Data listing:

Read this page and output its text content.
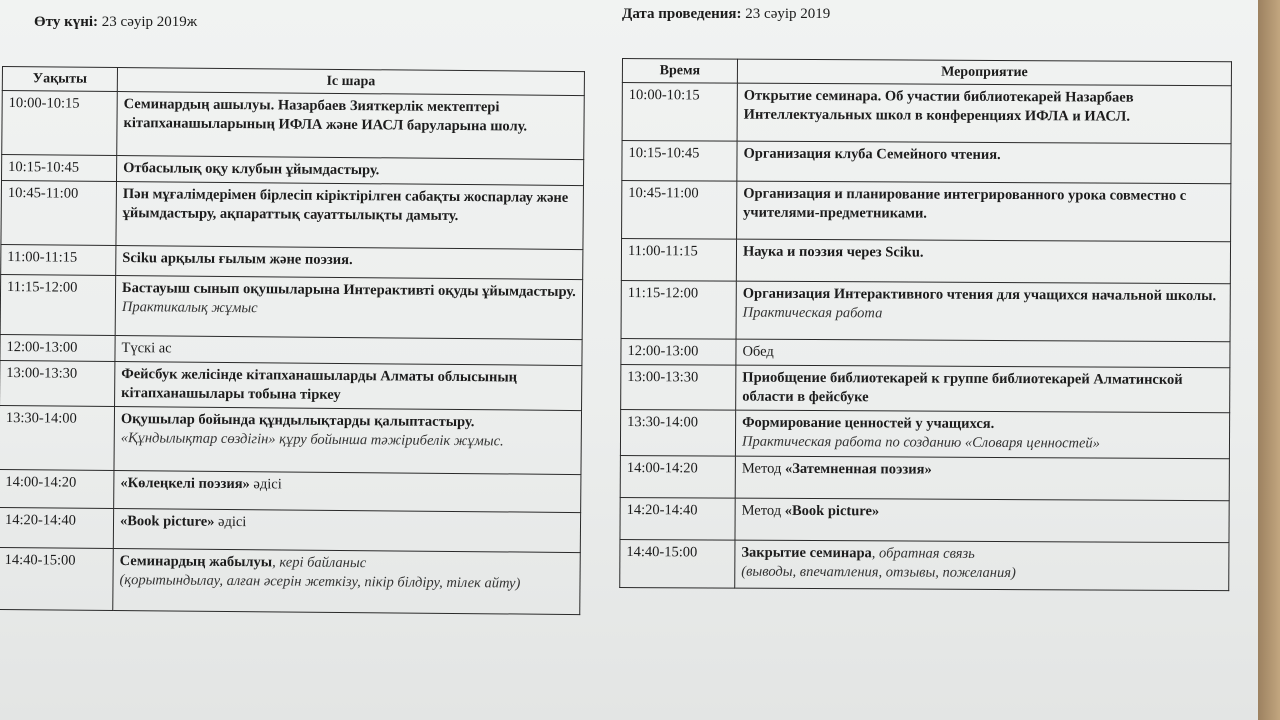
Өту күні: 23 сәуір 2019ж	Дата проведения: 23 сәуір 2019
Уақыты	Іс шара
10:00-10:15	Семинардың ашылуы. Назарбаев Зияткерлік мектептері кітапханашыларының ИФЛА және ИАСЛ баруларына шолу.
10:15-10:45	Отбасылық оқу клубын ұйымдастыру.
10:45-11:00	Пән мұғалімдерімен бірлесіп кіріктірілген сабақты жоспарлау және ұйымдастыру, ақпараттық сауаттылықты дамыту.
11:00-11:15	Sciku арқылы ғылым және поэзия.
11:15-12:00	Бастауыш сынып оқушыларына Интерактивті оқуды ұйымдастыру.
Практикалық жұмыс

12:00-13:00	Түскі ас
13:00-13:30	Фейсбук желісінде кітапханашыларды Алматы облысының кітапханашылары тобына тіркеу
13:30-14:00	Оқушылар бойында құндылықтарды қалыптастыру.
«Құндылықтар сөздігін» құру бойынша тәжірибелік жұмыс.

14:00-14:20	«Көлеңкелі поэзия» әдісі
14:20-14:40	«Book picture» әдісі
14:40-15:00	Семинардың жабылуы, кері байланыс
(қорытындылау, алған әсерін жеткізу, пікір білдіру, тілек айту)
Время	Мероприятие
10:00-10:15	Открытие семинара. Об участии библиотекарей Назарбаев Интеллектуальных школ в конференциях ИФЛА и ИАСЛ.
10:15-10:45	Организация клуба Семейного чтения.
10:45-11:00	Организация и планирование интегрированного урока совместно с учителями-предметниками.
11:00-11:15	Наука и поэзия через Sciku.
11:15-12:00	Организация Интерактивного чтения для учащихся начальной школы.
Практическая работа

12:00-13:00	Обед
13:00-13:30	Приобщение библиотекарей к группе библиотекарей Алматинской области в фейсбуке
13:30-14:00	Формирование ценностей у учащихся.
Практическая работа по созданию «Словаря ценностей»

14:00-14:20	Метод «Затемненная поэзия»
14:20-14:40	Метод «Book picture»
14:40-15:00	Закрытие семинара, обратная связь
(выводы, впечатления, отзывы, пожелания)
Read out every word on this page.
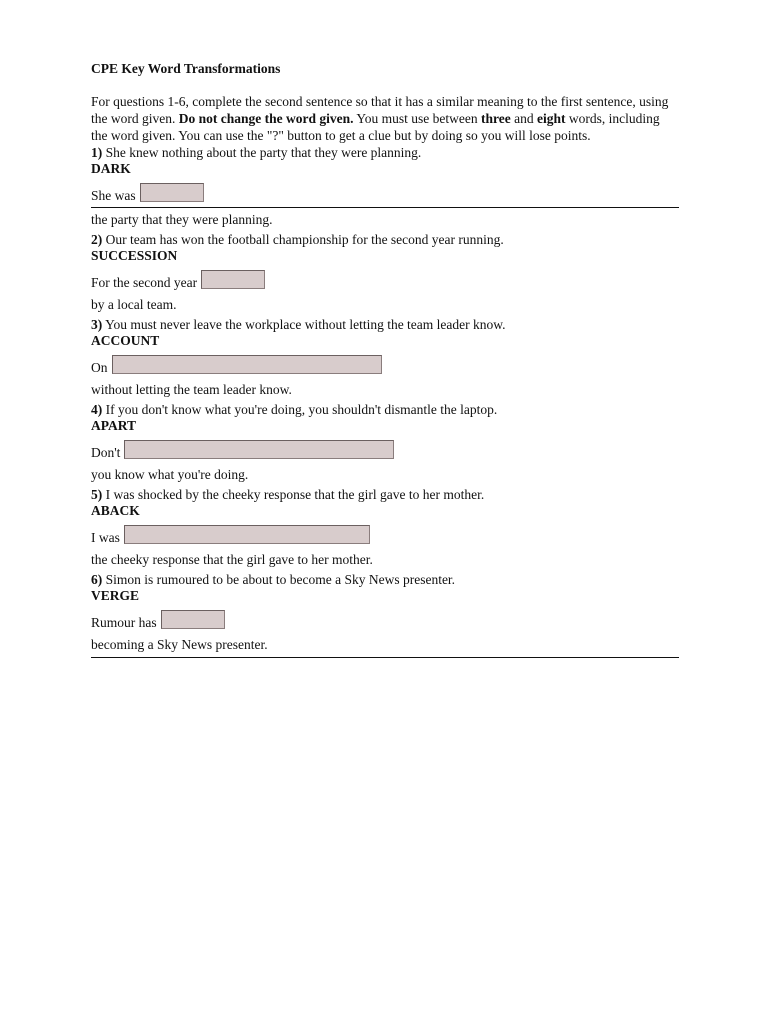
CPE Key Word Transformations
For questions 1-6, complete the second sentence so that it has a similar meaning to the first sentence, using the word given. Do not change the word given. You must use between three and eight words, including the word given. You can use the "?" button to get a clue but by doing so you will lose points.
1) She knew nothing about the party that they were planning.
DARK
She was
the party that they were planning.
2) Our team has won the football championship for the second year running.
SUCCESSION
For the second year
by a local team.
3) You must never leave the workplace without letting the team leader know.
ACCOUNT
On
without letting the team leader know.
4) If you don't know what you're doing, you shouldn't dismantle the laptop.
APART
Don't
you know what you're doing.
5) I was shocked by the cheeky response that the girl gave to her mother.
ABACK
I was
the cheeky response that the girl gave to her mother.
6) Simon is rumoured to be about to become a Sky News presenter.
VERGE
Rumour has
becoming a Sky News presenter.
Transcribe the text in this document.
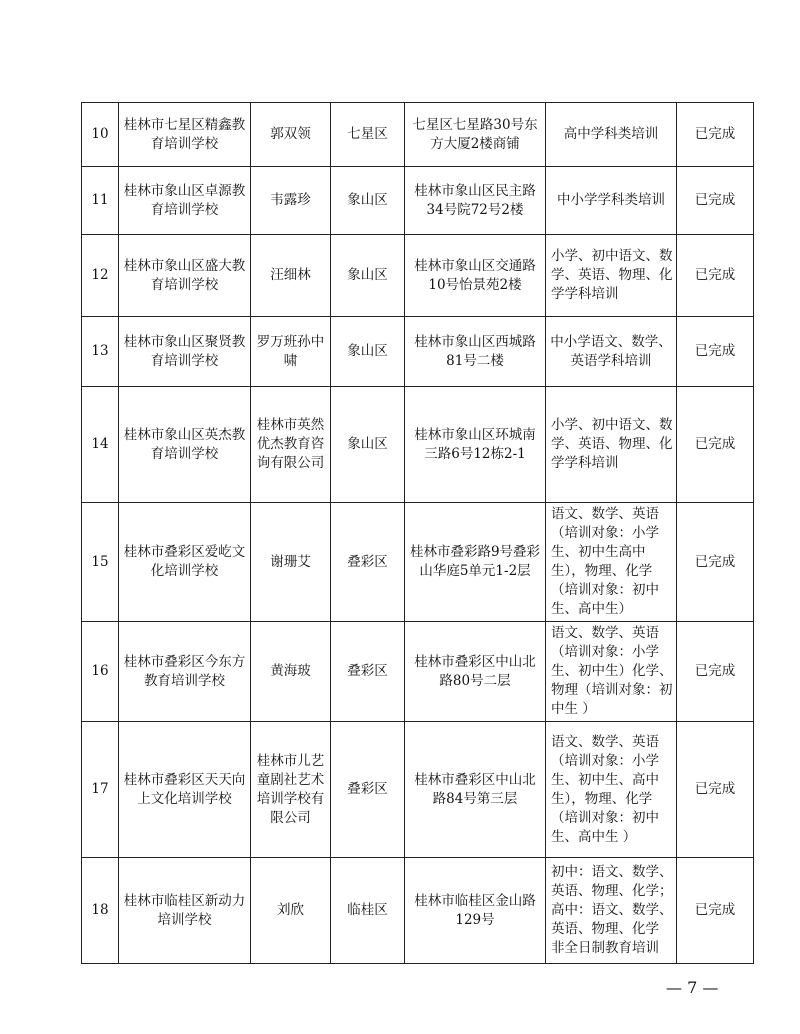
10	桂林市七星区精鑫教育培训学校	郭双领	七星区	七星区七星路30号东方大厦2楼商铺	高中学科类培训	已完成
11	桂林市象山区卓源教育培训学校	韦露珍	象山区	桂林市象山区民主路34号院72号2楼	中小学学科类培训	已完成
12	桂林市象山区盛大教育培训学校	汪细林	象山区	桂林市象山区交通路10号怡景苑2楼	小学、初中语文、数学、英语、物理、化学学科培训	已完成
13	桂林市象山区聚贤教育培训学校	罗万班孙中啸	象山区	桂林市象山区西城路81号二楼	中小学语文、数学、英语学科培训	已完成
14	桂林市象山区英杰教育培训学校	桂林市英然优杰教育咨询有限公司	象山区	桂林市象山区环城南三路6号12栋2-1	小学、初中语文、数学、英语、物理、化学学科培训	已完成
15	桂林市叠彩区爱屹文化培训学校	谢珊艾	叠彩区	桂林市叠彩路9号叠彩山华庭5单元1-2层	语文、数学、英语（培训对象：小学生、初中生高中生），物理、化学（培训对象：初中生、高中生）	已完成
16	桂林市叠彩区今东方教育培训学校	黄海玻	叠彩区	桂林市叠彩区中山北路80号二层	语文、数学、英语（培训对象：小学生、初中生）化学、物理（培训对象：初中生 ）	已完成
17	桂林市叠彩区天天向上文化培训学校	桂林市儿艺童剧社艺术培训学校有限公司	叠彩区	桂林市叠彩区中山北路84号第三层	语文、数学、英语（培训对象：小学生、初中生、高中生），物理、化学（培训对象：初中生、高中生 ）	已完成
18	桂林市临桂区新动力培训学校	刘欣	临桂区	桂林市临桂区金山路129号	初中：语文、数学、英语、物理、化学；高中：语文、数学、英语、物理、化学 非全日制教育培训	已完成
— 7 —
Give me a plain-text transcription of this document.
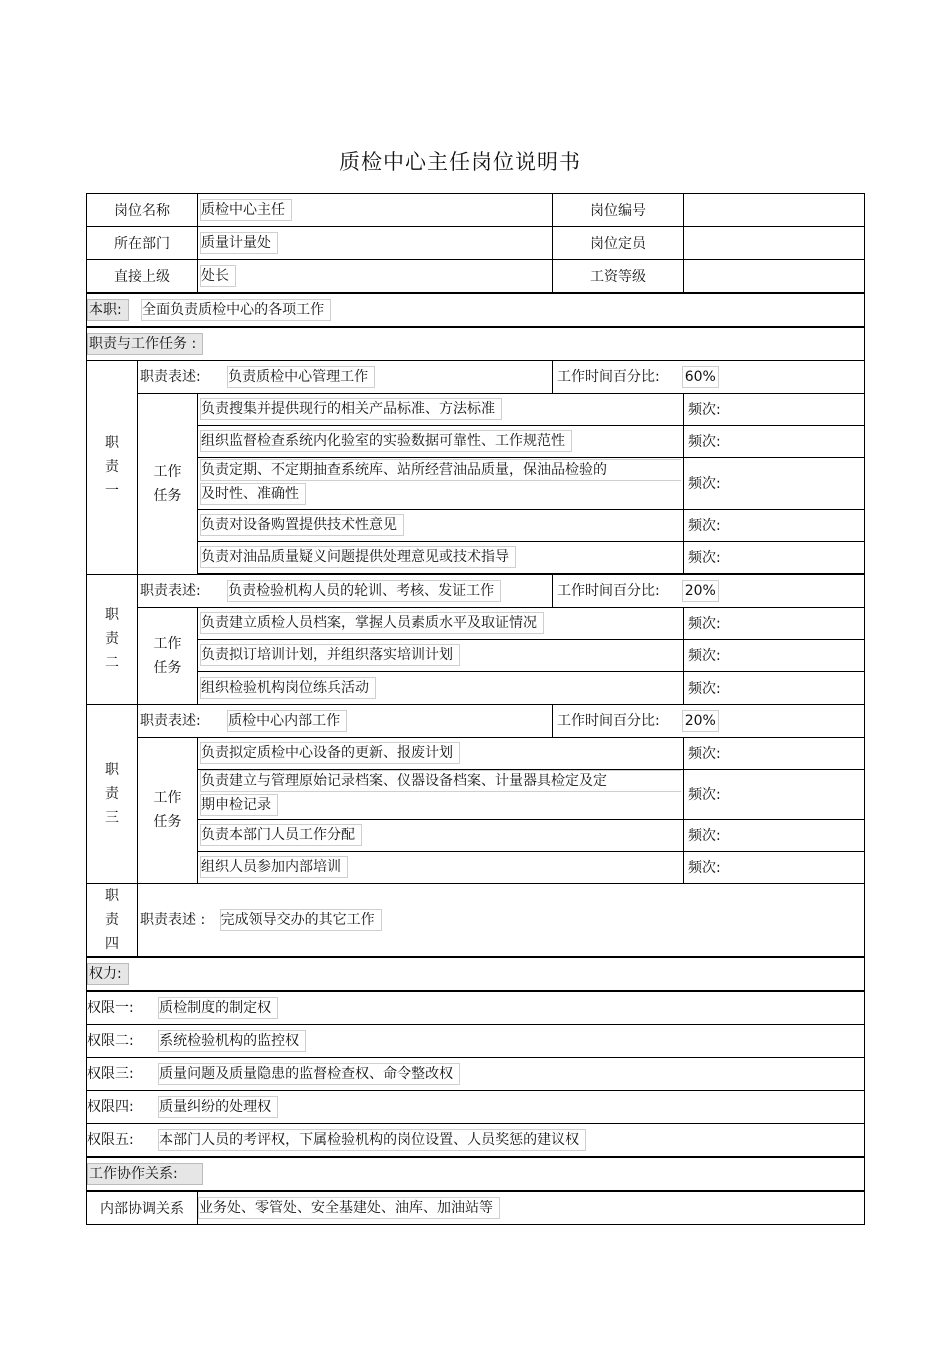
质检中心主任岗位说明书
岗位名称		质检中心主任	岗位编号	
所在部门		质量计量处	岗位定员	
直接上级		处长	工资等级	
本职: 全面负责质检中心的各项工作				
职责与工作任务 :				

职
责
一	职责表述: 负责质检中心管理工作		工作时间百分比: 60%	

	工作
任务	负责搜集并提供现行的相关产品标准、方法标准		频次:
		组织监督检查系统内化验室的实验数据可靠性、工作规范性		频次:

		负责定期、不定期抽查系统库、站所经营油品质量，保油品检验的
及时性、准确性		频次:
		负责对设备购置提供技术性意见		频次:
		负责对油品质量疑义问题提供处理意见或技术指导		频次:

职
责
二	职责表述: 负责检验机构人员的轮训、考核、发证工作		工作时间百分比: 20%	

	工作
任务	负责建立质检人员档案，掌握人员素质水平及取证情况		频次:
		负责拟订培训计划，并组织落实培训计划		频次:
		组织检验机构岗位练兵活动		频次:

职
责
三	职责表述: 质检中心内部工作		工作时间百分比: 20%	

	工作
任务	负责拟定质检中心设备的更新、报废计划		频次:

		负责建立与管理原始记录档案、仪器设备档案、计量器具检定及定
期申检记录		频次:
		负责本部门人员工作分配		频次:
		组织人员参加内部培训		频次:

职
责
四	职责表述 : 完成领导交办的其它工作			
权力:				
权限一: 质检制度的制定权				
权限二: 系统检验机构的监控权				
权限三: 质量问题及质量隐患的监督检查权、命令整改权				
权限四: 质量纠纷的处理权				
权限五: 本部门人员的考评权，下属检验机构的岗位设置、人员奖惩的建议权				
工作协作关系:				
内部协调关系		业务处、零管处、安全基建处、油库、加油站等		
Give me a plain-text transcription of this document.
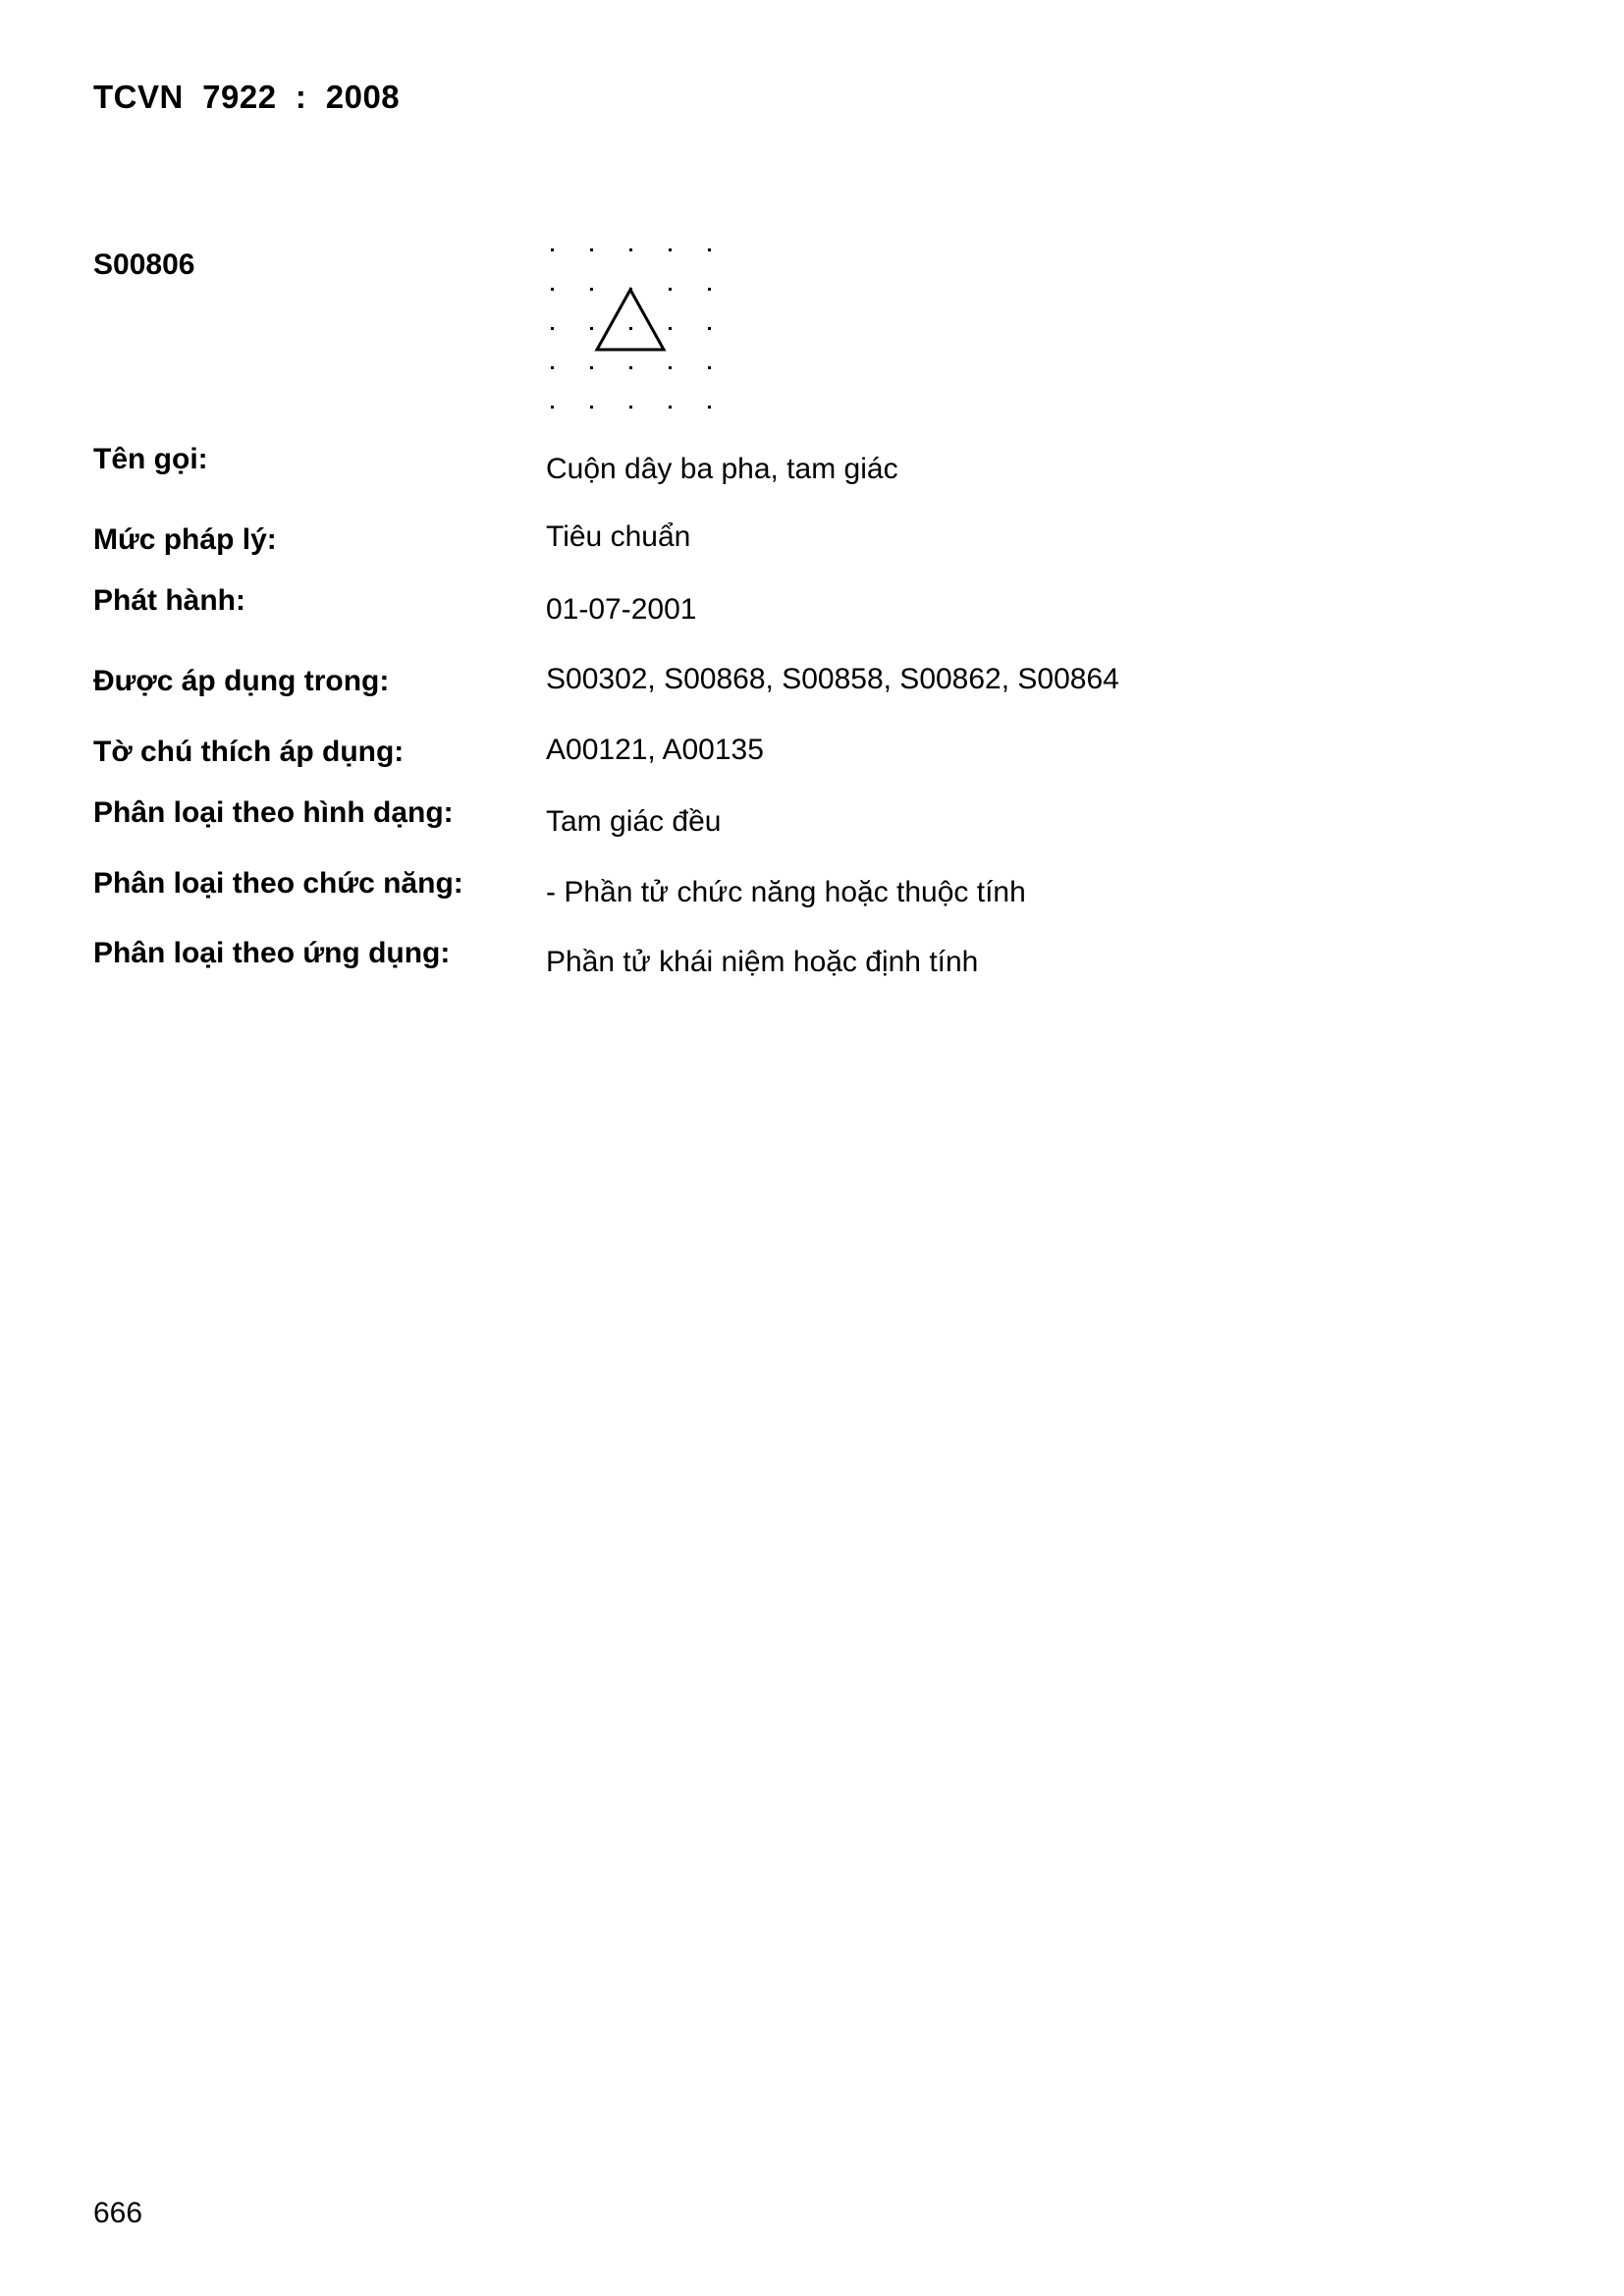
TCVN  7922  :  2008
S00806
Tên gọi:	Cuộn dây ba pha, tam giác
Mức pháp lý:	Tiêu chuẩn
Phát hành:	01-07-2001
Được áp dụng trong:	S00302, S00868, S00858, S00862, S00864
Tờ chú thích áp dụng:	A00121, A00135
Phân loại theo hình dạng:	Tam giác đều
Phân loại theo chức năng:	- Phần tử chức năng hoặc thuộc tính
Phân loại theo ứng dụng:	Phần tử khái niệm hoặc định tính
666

■ **TASK GOAL**
Pull out all lines from the entries above that include the word "giác".

■ **FULL OUTPUT**
Tên gọi:	Cuộn dây ba pha, tam giác
Phân loại theo hình dạng:	Tam giác đều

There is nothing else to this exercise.